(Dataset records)
---
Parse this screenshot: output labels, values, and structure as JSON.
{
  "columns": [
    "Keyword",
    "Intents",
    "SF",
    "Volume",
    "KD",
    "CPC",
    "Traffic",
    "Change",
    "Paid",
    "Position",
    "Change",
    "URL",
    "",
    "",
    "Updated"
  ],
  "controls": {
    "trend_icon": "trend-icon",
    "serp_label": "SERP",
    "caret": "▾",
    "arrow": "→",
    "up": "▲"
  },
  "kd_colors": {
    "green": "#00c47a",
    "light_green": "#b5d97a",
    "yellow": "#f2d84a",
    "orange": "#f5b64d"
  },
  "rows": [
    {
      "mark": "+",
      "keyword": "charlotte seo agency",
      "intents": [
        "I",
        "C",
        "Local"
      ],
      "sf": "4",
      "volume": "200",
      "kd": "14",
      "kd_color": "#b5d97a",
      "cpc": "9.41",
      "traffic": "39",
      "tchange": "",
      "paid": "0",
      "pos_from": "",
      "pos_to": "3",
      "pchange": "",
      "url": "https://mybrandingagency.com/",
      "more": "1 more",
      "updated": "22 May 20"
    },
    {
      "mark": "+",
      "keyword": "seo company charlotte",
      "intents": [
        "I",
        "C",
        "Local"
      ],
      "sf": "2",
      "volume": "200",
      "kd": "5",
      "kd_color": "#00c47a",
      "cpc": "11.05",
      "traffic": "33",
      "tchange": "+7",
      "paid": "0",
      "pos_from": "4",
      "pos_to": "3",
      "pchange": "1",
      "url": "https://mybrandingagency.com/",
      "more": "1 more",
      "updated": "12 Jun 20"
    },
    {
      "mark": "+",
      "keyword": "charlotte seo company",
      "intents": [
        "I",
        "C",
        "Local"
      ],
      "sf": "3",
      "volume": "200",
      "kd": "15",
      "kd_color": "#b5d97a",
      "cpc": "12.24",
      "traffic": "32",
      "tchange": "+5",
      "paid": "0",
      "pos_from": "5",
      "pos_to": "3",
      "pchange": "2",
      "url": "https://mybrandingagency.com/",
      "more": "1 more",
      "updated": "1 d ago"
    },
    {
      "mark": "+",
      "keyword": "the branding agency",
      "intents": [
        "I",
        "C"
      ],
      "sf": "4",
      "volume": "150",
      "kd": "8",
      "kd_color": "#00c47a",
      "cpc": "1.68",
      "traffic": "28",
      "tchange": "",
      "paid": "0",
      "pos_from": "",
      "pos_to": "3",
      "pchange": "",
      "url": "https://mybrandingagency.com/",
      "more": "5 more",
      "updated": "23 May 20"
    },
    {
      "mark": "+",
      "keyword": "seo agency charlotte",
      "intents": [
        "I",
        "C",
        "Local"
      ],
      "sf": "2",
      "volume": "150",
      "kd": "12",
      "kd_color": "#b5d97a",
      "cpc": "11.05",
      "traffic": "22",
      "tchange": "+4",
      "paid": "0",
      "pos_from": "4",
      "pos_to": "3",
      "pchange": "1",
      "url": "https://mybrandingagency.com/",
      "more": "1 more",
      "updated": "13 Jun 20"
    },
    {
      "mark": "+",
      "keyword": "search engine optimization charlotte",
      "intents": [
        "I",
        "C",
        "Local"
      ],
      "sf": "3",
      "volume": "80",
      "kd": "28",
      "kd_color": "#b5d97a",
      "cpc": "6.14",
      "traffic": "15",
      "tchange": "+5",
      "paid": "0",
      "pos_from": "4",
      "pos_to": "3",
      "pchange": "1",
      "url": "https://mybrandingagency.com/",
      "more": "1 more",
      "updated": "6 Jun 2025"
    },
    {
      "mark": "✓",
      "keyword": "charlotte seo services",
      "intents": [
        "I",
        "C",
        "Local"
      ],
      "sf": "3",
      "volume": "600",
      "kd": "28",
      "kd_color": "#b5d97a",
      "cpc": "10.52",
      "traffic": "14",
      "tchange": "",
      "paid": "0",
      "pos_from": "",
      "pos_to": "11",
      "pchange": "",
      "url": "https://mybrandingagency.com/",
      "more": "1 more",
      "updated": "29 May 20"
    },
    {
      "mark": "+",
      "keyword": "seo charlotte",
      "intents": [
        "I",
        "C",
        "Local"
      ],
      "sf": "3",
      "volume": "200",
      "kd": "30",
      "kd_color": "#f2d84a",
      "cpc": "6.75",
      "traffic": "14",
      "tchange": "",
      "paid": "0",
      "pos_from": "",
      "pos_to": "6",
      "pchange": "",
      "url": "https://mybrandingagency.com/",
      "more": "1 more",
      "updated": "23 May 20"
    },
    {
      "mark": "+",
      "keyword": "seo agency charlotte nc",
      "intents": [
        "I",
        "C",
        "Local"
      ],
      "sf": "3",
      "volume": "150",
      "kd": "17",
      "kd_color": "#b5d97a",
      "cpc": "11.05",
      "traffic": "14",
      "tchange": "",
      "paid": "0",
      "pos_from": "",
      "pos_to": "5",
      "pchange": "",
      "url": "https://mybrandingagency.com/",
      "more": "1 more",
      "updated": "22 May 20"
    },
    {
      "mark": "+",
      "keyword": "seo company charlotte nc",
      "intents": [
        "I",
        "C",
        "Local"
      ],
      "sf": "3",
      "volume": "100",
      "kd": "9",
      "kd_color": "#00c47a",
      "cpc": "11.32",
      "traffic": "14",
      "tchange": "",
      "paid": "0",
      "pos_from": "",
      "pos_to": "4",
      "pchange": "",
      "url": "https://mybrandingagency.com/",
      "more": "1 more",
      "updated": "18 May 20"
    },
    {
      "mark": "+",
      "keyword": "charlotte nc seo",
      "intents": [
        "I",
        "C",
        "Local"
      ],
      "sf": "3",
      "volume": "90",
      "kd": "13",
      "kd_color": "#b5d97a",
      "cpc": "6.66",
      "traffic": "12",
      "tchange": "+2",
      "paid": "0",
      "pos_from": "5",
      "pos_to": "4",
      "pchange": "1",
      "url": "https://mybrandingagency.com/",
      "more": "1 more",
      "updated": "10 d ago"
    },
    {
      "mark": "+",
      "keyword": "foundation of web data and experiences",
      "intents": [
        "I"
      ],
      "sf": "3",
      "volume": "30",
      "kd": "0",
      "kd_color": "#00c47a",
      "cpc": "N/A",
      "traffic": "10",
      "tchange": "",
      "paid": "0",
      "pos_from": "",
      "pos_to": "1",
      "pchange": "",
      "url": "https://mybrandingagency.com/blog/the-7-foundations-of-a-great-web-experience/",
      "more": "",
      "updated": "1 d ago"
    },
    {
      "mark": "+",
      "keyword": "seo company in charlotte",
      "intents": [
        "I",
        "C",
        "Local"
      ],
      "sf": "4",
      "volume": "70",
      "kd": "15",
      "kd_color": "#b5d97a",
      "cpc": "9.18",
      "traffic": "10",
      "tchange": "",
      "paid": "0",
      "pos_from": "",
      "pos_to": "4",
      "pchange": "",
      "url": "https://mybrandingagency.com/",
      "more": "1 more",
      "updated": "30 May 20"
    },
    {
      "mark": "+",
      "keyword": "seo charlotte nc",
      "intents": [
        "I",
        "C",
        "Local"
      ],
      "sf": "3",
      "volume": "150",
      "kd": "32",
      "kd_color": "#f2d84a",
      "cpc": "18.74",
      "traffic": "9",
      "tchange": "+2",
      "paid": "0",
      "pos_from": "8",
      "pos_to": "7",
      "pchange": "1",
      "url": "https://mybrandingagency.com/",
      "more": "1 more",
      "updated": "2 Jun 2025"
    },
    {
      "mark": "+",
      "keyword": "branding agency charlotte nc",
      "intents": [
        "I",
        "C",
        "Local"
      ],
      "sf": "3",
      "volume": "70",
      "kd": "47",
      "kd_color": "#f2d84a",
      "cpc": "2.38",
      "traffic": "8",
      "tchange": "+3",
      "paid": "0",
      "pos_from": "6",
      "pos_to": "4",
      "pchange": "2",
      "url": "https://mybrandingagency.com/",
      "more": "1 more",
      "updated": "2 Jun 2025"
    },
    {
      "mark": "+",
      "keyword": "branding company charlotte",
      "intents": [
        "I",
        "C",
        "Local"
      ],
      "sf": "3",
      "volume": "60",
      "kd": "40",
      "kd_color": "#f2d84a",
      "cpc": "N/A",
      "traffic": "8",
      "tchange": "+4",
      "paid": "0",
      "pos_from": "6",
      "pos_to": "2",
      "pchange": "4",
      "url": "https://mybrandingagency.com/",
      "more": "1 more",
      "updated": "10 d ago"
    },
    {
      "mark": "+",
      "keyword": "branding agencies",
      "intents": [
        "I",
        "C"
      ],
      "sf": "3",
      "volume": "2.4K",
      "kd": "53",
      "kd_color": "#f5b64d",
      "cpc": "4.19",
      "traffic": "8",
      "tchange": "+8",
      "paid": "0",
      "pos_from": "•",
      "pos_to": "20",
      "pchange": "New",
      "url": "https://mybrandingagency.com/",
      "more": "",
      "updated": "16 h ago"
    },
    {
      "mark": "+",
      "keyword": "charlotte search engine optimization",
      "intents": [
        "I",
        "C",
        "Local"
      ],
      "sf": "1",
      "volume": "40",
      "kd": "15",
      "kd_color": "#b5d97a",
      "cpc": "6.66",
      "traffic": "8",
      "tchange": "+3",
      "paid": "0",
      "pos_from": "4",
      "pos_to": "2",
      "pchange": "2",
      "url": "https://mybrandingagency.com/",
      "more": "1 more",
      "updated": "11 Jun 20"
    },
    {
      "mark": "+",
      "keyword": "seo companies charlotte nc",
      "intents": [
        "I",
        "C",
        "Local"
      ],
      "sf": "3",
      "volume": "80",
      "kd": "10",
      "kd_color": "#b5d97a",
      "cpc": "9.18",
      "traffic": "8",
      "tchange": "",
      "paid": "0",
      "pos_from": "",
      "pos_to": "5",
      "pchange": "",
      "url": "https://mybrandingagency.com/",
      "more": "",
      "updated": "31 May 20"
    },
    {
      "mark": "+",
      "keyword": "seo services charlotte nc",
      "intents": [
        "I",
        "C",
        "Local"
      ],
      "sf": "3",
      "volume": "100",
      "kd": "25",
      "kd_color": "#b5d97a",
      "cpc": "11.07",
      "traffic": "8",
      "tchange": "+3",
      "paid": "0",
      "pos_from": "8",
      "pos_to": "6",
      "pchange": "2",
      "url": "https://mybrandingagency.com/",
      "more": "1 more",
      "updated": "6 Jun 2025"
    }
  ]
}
---
Scan the listing above for the word "services" and copy every line that holds it.

      "keyword": "charlotte seo services",
      "keyword": "seo services charlotte nc",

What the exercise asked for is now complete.